# [What is asked]
Reproduce the listing below word for word, with no pictures.

# [Records]
** begin **

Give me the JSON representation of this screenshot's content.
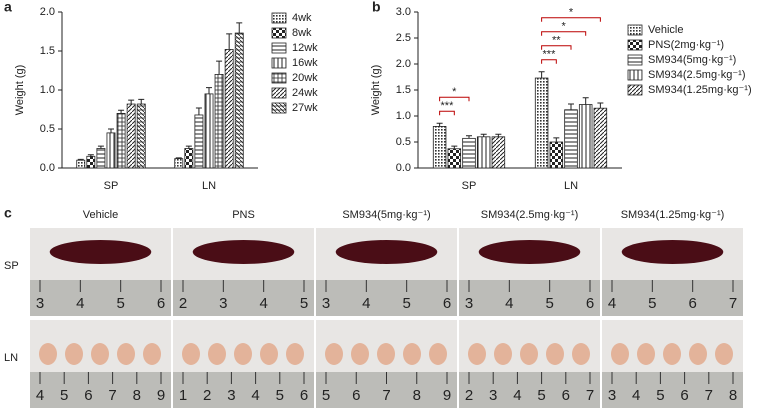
{
  "chart_data": [
    {
      "type": "bar",
      "panel_label": "a",
      "ylabel": "Weight (g)",
      "categories": [
        "SP",
        "LN"
      ],
      "ylim": [
        0,
        2.0
      ],
      "yticks": [
        {
          "value": 0,
          "label": "0.0"
        },
        {
          "value": 0.5,
          "label": "0.5"
        },
        {
          "value": 1.0,
          "label": "1.0"
        },
        {
          "value": 1.5,
          "label": "1.5"
        },
        {
          "value": 2.0,
          "label": "2.0"
        }
      ],
      "series": [
        {
          "name": "4wk",
          "color": "#222",
          "hatch": "dense-dots",
          "values": [
            0.1,
            0.12
          ],
          "errors": [
            0.01,
            0.01
          ]
        },
        {
          "name": "8wk",
          "color": "#222",
          "hatch": "checker",
          "values": [
            0.15,
            0.25
          ],
          "errors": [
            0.02,
            0.03
          ]
        },
        {
          "name": "12wk",
          "color": "#222",
          "hatch": "hlines",
          "values": [
            0.25,
            0.68
          ],
          "errors": [
            0.03,
            0.09
          ]
        },
        {
          "name": "16wk",
          "color": "#222",
          "hatch": "vlines",
          "values": [
            0.45,
            0.95
          ],
          "errors": [
            0.05,
            0.08
          ]
        },
        {
          "name": "20wk",
          "color": "#222",
          "hatch": "grid",
          "values": [
            0.7,
            1.2
          ],
          "errors": [
            0.04,
            0.17
          ]
        },
        {
          "name": "24wk",
          "color": "#222",
          "hatch": "diag",
          "values": [
            0.82,
            1.52
          ],
          "errors": [
            0.05,
            0.2
          ]
        },
        {
          "name": "27wk",
          "color": "#222",
          "hatch": "rdiag",
          "values": [
            0.82,
            1.73
          ],
          "errors": [
            0.06,
            0.13
          ]
        }
      ]
    },
    {
      "type": "bar",
      "panel_label": "b",
      "ylabel": "Weight (g)",
      "categories": [
        "SP",
        "LN"
      ],
      "ylim": [
        0,
        3.0
      ],
      "yticks": [
        {
          "value": 0,
          "label": "0.0"
        },
        {
          "value": 0.5,
          "label": "0.5"
        },
        {
          "value": 1.0,
          "label": "1.0"
        },
        {
          "value": 1.5,
          "label": "1.5"
        },
        {
          "value": 2.0,
          "label": "2.0"
        },
        {
          "value": 2.5,
          "label": "2.5"
        },
        {
          "value": 3.0,
          "label": "3.0"
        }
      ],
      "series": [
        {
          "name": "Vehicle",
          "color": "#222",
          "hatch": "dense-dots",
          "values": [
            0.8,
            1.73
          ],
          "errors": [
            0.06,
            0.12
          ]
        },
        {
          "name": "PNS(2mg·kg⁻¹)",
          "color": "#222",
          "hatch": "checker",
          "values": [
            0.37,
            0.5
          ],
          "errors": [
            0.05,
            0.08
          ]
        },
        {
          "name": "SM934(5mg·kg⁻¹)",
          "color": "#222",
          "hatch": "hlines",
          "values": [
            0.57,
            1.12
          ],
          "errors": [
            0.05,
            0.11
          ]
        },
        {
          "name": "SM934(2.5mg·kg⁻¹)",
          "color": "#222",
          "hatch": "vlines",
          "values": [
            0.6,
            1.22
          ],
          "errors": [
            0.05,
            0.13
          ]
        },
        {
          "name": "SM934(1.25mg·kg⁻¹)",
          "color": "#222",
          "hatch": "diag",
          "values": [
            0.6,
            1.15
          ],
          "errors": [
            0.05,
            0.1
          ]
        }
      ],
      "annotations": [
        {
          "text": "***",
          "category": 0,
          "from": 0,
          "to": 1
        },
        {
          "text": "*",
          "category": 0,
          "from": 0,
          "to": 2
        },
        {
          "text": "***",
          "category": 1,
          "from": 0,
          "to": 1
        },
        {
          "text": "**",
          "category": 1,
          "from": 0,
          "to": 2
        },
        {
          "text": "*",
          "category": 1,
          "from": 0,
          "to": 3
        },
        {
          "text": "*",
          "category": 1,
          "from": 0,
          "to": 4
        }
      ]
    }
  ],
  "panel_c": {
    "panel_label": "c",
    "columns": [
      "Vehicle",
      "PNS",
      "SM934(5mg·kg⁻¹)",
      "SM934(2.5mg·kg⁻¹)",
      "SM934(1.25mg·kg⁻¹)"
    ],
    "rows": [
      {
        "label": "SP",
        "rulers": [
          [
            3,
            4,
            5,
            6
          ],
          [
            2,
            3,
            4,
            5
          ],
          [
            3,
            4,
            5,
            6
          ],
          [
            3,
            4,
            5,
            6
          ],
          [
            4,
            5,
            6,
            7
          ]
        ]
      },
      {
        "label": "LN",
        "rulers": [
          [
            4,
            5,
            6,
            7,
            8,
            9
          ],
          [
            1,
            2,
            3,
            4,
            5,
            6
          ],
          [
            5,
            6,
            7,
            8,
            9
          ],
          [
            2,
            3,
            4,
            5,
            6,
            7
          ],
          [
            3,
            4,
            5,
            6,
            7,
            8
          ]
        ]
      }
    ]
  }
}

** end **

# [The solution]
Give me the JSON representation of this screenshot's content.
{
  "chart_data": [
    {
      "type": "bar",
      "panel_label": "a",
      "ylabel": "Weight (g)",
      "categories": [
        "SP",
        "LN"
      ],
      "ylim": [
        0,
        2.0
      ],
      "yticks": [
        {
          "value": 0,
          "label": "0.0"
        },
        {
          "value": 0.5,
          "label": "0.5"
        },
        {
          "value": 1.0,
          "label": "1.0"
        },
        {
          "value": 1.5,
          "label": "1.5"
        },
        {
          "value": 2.0,
          "label": "2.0"
        }
      ],
      "series": [
        {
          "name": "4wk",
          "color": "#222",
          "hatch": "dense-dots",
          "values": [
            0.1,
            0.12
          ],
          "errors": [
            0.01,
            0.01
          ]
        },
        {
          "name": "8wk",
          "color": "#222",
          "hatch": "checker",
          "values": [
            0.15,
            0.25
          ],
          "errors": [
            0.02,
            0.03
          ]
        },
        {
          "name": "12wk",
          "color": "#222",
          "hatch": "hlines",
          "values": [
            0.25,
            0.68
          ],
          "errors": [
            0.03,
            0.09
          ]
        },
        {
          "name": "16wk",
          "color": "#222",
          "hatch": "vlines",
          "values": [
            0.45,
            0.95
          ],
          "errors": [
            0.05,
            0.08
          ]
        },
        {
          "name": "20wk",
          "color": "#222",
          "hatch": "grid",
          "values": [
            0.7,
            1.2
          ],
          "errors": [
            0.04,
            0.17
          ]
        },
        {
          "name": "24wk",
          "color": "#222",
          "hatch": "diag",
          "values": [
            0.82,
            1.52
          ],
          "errors": [
            0.05,
            0.2
          ]
        },
        {
          "name": "27wk",
          "color": "#222",
          "hatch": "rdiag",
          "values": [
            0.82,
            1.73
          ],
          "errors": [
            0.06,
            0.13
          ]
        }
      ]
    },
    {
      "type": "bar",
      "panel_label": "b",
      "ylabel": "Weight (g)",
      "categories": [
        "SP",
        "LN"
      ],
      "ylim": [
        0,
        3.0
      ],
      "yticks": [
        {
          "value": 0,
          "label": "0.0"
        },
        {
          "value": 0.5,
          "label": "0.5"
        },
        {
          "value": 1.0,
          "label": "1.0"
        },
        {
          "value": 1.5,
          "label": "1.5"
        },
        {
          "value": 2.0,
          "label": "2.0"
        },
        {
          "value": 2.5,
          "label": "2.5"
        },
        {
          "value": 3.0,
          "label": "3.0"
        }
      ],
      "series": [
        {
          "name": "Vehicle",
          "color": "#222",
          "hatch": "dense-dots",
          "values": [
            0.8,
            1.73
          ],
          "errors": [
            0.06,
            0.12
          ]
        },
        {
          "name": "PNS(2mg·kg⁻¹)",
          "color": "#222",
          "hatch": "checker",
          "values": [
            0.37,
            0.5
          ],
          "errors": [
            0.05,
            0.08
          ]
        },
        {
          "name": "SM934(5mg·kg⁻¹)",
          "color": "#222",
          "hatch": "hlines",
          "values": [
            0.57,
            1.12
          ],
          "errors": [
            0.05,
            0.11
          ]
        },
        {
          "name": "SM934(2.5mg·kg⁻¹)",
          "color": "#222",
          "hatch": "vlines",
          "values": [
            0.6,
            1.22
          ],
          "errors": [
            0.05,
            0.13
          ]
        },
        {
          "name": "SM934(1.25mg·kg⁻¹)",
          "color": "#222",
          "hatch": "diag",
          "values": [
            0.6,
            1.15
          ],
          "errors": [
            0.05,
            0.1
          ]
        }
      ],
      "annotations": [
        {
          "text": "***",
          "category": 0,
          "from": 0,
          "to": 1
        },
        {
          "text": "*",
          "category": 0,
          "from": 0,
          "to": 2
        },
        {
          "text": "***",
          "category": 1,
          "from": 0,
          "to": 1
        },
        {
          "text": "**",
          "category": 1,
          "from": 0,
          "to": 2
        },
        {
          "text": "*",
          "category": 1,
          "from": 0,
          "to": 3
        },
        {
          "text": "*",
          "category": 1,
          "from": 0,
          "to": 4
        }
      ]
    }
  ],
  "panel_c": {
    "panel_label": "c",
    "columns": [
      "Vehicle",
      "PNS",
      "SM934(5mg·kg⁻¹)",
      "SM934(2.5mg·kg⁻¹)",
      "SM934(1.25mg·kg⁻¹)"
    ],
    "rows": [
      {
        "label": "SP",
        "rulers": [
          [
            3,
            4,
            5,
            6
          ],
          [
            2,
            3,
            4,
            5
          ],
          [
            3,
            4,
            5,
            6
          ],
          [
            3,
            4,
            5,
            6
          ],
          [
            4,
            5,
            6,
            7
          ]
        ]
      },
      {
        "label": "LN",
        "rulers": [
          [
            4,
            5,
            6,
            7,
            8,
            9
          ],
          [
            1,
            2,
            3,
            4,
            5,
            6
          ],
          [
            5,
            6,
            7,
            8,
            9
          ],
          [
            2,
            3,
            4,
            5,
            6,
            7
          ],
          [
            3,
            4,
            5,
            6,
            7,
            8
          ]
        ]
      }
    ]
  }
}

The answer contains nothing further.